## Task details:
Lines containing the string "dată" are to be counted; report only how many there are.

Saved entries:
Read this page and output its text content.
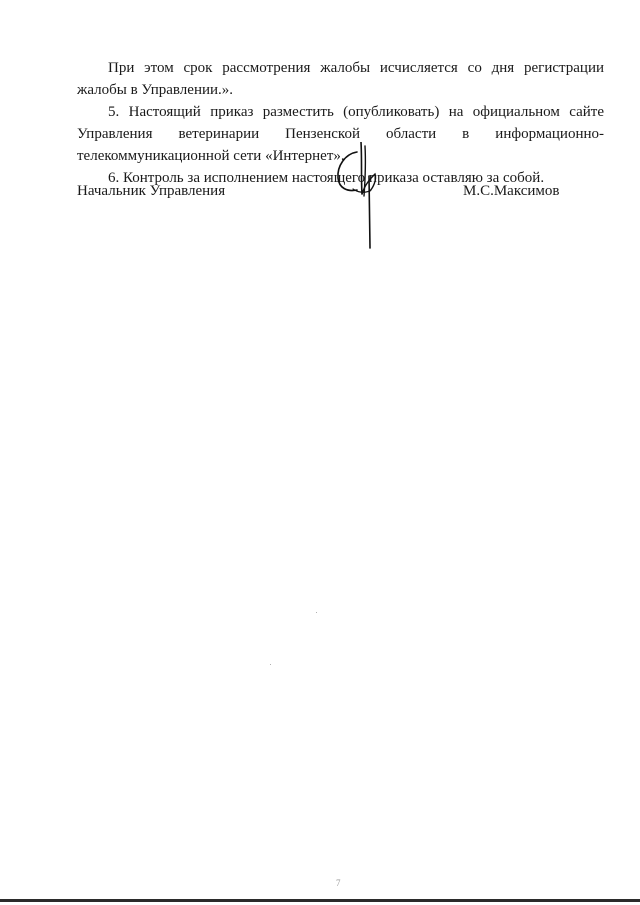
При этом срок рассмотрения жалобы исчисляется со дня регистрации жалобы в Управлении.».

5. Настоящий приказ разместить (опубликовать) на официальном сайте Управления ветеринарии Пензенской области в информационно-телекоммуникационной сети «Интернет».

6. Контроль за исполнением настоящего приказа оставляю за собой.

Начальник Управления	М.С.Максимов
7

==

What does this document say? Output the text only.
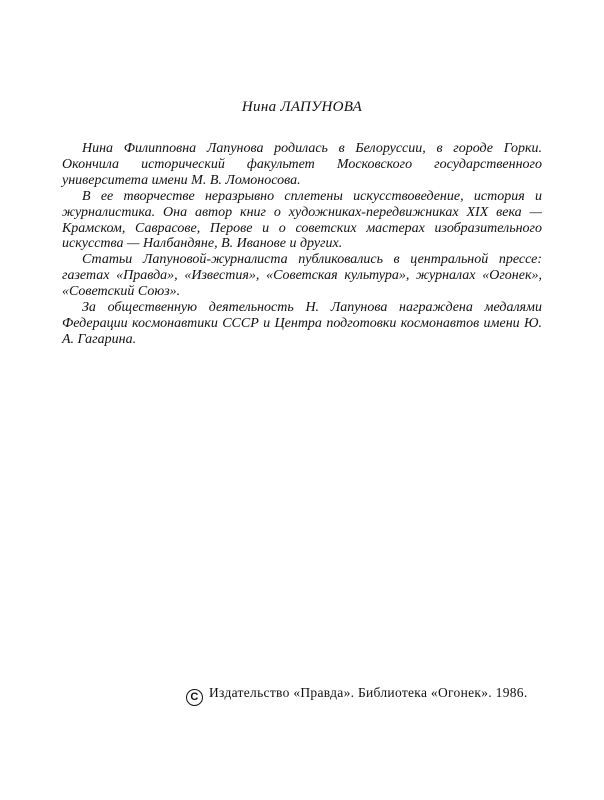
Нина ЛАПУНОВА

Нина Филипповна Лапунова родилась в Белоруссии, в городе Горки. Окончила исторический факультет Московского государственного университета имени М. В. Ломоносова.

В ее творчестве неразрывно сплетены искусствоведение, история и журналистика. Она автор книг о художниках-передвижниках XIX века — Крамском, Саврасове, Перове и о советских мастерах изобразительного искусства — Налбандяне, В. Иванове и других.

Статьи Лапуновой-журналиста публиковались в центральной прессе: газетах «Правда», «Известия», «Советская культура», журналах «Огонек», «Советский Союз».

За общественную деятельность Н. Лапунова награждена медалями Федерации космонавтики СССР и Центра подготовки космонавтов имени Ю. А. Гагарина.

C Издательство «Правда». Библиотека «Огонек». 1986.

...

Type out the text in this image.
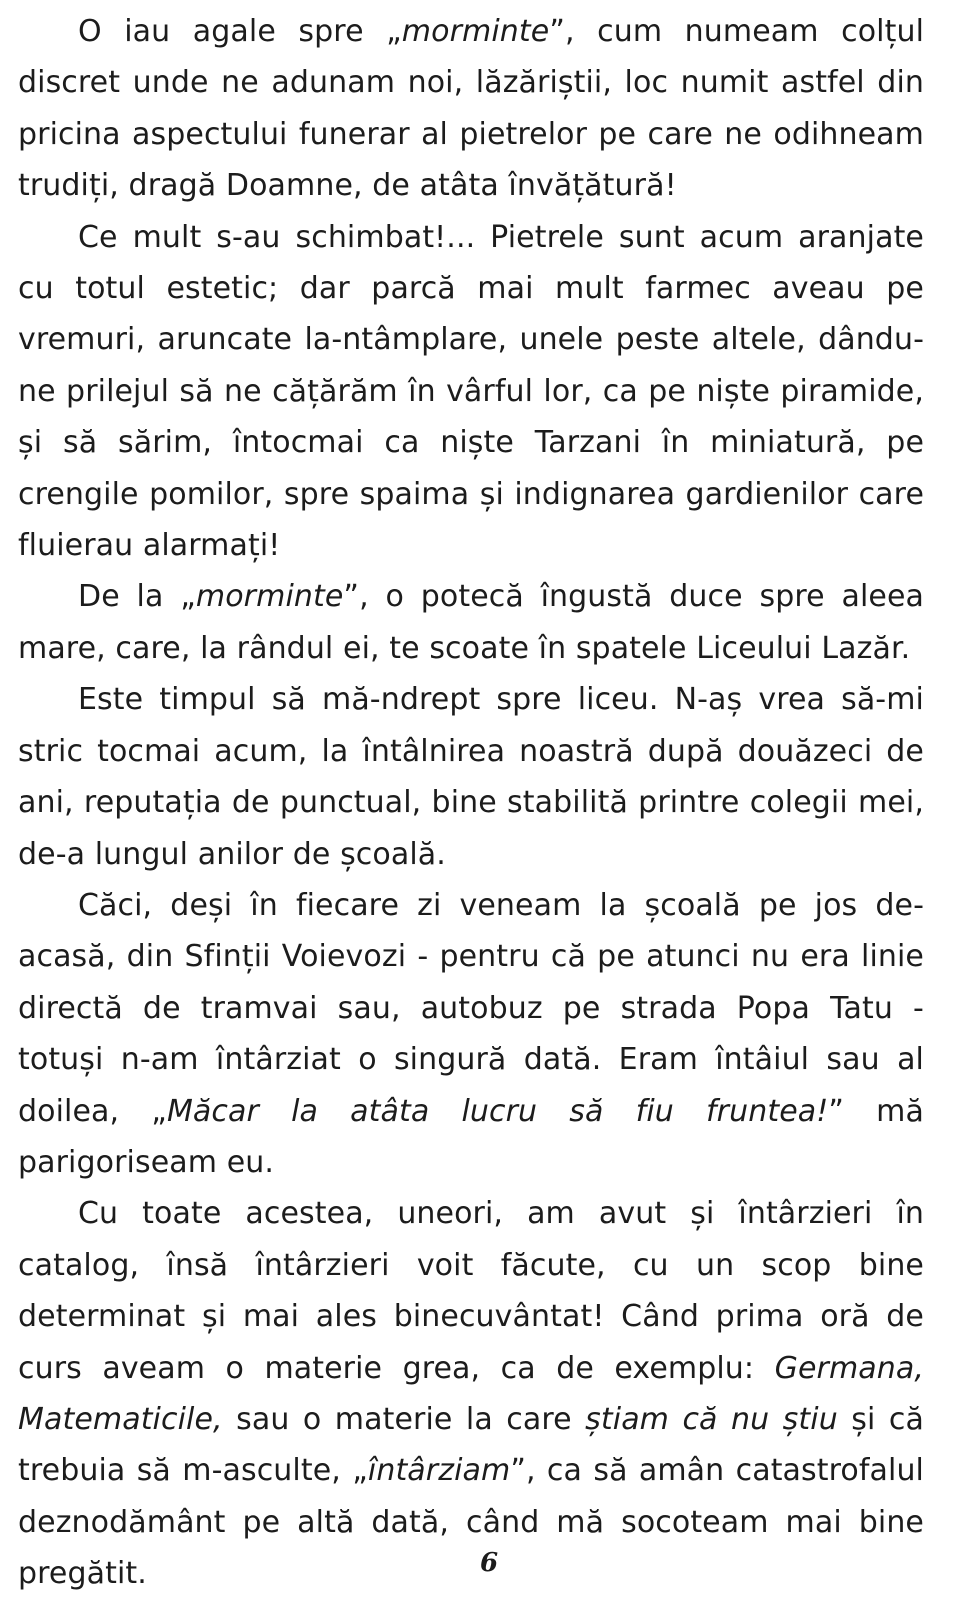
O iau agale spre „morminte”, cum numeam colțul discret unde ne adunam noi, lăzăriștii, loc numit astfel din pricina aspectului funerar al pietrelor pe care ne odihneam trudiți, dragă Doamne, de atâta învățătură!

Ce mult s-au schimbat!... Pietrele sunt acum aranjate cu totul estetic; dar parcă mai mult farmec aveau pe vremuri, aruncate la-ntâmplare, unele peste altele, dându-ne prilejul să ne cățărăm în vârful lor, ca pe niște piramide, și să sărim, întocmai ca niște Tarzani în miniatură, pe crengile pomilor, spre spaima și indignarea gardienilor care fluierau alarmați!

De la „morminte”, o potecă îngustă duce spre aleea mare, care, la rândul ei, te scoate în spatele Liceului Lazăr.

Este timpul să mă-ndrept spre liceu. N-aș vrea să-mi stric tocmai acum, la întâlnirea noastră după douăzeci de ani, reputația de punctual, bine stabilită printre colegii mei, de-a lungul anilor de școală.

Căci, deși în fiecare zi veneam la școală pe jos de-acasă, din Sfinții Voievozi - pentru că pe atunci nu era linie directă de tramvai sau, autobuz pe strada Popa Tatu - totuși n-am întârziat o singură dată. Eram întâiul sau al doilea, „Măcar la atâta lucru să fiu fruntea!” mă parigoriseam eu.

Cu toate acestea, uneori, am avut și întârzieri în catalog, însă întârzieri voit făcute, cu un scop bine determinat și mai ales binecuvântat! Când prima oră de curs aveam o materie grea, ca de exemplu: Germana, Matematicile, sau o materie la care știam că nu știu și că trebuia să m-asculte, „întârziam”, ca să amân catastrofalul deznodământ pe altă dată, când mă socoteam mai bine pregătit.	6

## Reply to the exercise:
2